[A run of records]
══════════

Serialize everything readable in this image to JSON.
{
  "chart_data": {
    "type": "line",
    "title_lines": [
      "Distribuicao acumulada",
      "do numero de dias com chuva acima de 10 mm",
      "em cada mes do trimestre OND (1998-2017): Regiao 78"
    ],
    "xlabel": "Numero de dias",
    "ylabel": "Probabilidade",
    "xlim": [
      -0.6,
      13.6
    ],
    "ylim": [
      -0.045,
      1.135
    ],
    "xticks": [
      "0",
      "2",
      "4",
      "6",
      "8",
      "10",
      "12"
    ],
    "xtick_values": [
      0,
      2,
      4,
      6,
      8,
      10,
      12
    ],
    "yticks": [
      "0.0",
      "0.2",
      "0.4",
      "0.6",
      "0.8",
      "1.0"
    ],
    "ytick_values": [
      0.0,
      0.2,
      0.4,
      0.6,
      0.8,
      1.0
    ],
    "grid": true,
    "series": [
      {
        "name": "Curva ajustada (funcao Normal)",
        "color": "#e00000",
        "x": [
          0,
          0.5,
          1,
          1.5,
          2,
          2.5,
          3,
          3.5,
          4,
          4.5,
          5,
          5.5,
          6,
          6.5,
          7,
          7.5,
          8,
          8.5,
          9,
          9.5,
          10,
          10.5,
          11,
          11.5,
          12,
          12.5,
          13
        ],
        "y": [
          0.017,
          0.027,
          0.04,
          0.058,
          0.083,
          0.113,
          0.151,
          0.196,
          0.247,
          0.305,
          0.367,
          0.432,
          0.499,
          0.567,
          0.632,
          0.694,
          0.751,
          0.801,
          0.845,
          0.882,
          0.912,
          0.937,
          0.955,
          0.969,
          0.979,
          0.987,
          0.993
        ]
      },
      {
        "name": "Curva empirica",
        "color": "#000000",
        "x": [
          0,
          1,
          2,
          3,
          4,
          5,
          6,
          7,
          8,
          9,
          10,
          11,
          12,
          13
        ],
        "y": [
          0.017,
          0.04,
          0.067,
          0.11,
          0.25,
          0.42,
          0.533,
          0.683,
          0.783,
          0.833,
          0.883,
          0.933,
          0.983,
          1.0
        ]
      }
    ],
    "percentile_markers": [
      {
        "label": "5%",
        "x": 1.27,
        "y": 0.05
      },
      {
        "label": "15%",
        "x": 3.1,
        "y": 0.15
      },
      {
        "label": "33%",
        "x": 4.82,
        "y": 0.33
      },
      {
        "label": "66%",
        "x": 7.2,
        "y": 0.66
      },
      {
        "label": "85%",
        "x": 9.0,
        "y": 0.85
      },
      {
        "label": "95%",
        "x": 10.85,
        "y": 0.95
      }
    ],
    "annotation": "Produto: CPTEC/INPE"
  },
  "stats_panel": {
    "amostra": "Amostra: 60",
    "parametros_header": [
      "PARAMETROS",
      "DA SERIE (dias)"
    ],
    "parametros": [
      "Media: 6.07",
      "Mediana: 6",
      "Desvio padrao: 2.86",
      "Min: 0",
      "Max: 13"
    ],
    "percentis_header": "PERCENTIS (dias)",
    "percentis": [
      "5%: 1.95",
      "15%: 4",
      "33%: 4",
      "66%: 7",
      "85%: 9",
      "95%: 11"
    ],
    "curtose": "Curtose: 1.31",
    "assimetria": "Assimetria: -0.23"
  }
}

══════════

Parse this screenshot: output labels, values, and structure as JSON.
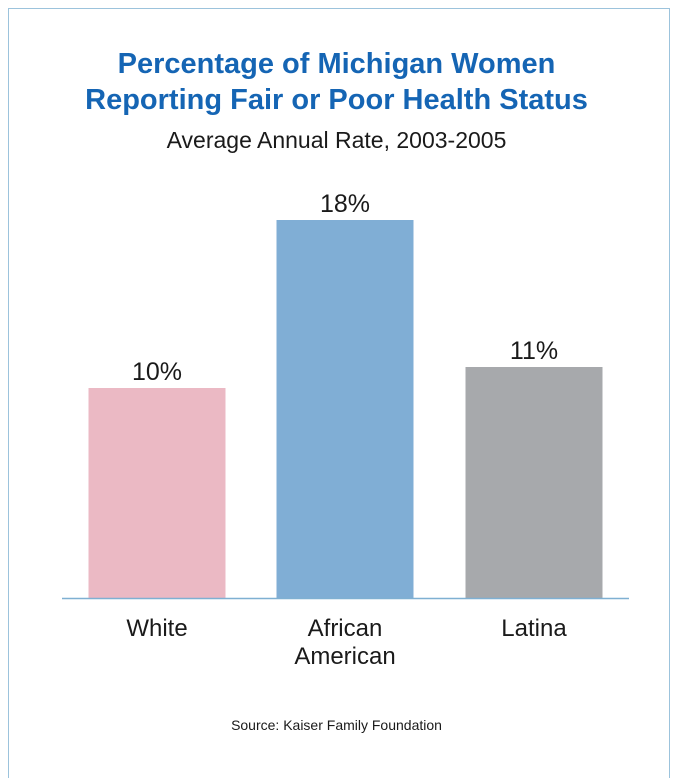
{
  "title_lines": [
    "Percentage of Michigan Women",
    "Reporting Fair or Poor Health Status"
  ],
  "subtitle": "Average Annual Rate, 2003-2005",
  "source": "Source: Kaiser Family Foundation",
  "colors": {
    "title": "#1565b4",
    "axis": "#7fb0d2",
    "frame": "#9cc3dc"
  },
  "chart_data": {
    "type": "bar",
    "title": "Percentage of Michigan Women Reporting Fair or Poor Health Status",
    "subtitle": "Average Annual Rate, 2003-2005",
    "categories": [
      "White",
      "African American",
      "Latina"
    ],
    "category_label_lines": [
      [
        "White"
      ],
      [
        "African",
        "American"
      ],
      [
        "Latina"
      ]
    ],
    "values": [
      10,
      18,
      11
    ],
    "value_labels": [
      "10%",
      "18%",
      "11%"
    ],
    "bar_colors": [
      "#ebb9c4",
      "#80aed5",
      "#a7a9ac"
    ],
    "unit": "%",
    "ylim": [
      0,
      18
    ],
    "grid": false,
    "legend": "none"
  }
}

══════════

● **STATED PROBLEM**
Copy every line in the records above that contains the word "Percentage".

● **WRITTEN SOLUTION**
    "Percentage of Michigan Women",
    "title": "Percentage of Michigan Women Reporting Fair or Poor Health Status",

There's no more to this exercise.